Problem description — In full and without change, repeat the records shown below.

Dataset extract —
----

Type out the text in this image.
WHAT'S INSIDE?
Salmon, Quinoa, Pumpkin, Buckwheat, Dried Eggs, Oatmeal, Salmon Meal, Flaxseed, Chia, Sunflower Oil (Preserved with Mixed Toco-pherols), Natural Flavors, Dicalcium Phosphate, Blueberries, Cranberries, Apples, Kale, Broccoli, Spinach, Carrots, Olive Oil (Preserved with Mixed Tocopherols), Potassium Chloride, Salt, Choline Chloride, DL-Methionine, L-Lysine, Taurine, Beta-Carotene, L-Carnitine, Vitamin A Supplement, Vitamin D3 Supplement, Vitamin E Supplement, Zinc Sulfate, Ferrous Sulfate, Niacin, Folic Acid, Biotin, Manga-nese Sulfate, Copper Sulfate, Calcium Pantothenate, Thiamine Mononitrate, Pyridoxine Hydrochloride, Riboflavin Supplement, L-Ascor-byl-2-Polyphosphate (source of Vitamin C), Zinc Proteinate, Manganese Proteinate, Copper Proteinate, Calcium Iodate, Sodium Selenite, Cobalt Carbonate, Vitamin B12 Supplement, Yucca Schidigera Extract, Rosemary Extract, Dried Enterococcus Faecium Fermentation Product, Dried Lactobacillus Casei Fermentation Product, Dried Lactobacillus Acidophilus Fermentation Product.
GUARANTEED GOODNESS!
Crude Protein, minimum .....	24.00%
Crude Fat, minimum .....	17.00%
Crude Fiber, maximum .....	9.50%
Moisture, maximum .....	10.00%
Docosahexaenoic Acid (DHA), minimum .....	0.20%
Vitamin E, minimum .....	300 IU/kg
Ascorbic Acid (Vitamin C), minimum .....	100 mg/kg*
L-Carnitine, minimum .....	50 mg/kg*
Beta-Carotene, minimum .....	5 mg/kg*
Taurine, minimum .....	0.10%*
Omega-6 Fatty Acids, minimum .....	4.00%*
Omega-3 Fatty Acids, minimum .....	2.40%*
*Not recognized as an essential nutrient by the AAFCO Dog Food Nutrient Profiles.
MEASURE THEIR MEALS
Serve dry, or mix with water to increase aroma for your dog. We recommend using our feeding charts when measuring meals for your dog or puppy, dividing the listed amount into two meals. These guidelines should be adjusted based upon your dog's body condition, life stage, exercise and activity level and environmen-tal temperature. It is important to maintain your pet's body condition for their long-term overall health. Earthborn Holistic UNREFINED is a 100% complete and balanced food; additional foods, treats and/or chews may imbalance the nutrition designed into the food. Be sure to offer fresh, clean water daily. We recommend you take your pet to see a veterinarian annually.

----

Solved exercise —
Type out the text in this image.
WHAT'S INSIDE?
Salmon, Quinoa, Pumpkin, Buckwheat, Dried Eggs, Oatmeal, Salmon Meal, Flaxseed, Chia, Sunflower Oil (Preserved with Mixed Toco-pherols), Natural Flavors, Dicalcium Phosphate, Blueberries, Cranberries, Apples, Kale, Broccoli, Spinach, Carrots, Olive Oil (Preserved with Mixed Tocopherols), Potassium Chloride, Salt, Choline Chloride, DL-Methionine, L-Lysine, Taurine, Beta-Carotene, L-Carnitine, Vitamin A Supplement, Vitamin D3 Supplement, Vitamin E Supplement, Zinc Sulfate, Ferrous Sulfate, Niacin, Folic Acid, Biotin, Manga-nese Sulfate, Copper Sulfate, Calcium Pantothenate, Thiamine Mononitrate, Pyridoxine Hydrochloride, Riboflavin Supplement, L-Ascor-byl-2-Polyphosphate (source of Vitamin C), Zinc Proteinate, Manganese Proteinate, Copper Proteinate, Calcium Iodate, Sodium Selenite, Cobalt Carbonate, Vitamin B12 Supplement, Yucca Schidigera Extract, Rosemary Extract, Dried Enterococcus Faecium Fermentation Product, Dried Lactobacillus Casei Fermentation Product, Dried Lactobacillus Acidophilus Fermentation Product.
GUARANTEED GOODNESS!
Crude Protein, minimum .....	24.00%
Crude Fat, minimum .....	17.00%
Crude Fiber, maximum .....	9.50%
Moisture, maximum .....	10.00%
Docosahexaenoic Acid (DHA), minimum .....	0.20%
Vitamin E, minimum .....	300 IU/kg
Ascorbic Acid (Vitamin C), minimum .....	100 mg/kg*
L-Carnitine, minimum .....	50 mg/kg*
Beta-Carotene, minimum .....	5 mg/kg*
Taurine, minimum .....	0.10%*
Omega-6 Fatty Acids, minimum .....	4.00%*
Omega-3 Fatty Acids, minimum .....	2.40%*
*Not recognized as an essential nutrient by the AAFCO Dog Food Nutrient Profiles.
MEASURE THEIR MEALS
Serve dry, or mix with water to increase aroma for your dog. We recommend using our feeding charts when measuring meals for your dog or puppy, dividing the listed amount into two meals. These guidelines should be adjusted based upon your dog's body condition, life stage, exercise and activity level and environmen-tal temperature. It is important to maintain your pet's body condition for their long-term overall health. Earthborn Holistic UNREFINED is a 100% complete and balanced food; additional foods, treats and/or chews may imbalance the nutrition designed into the food. Be sure to offer fresh, clean water daily. We recommend you take your pet to see a veterinarian annually.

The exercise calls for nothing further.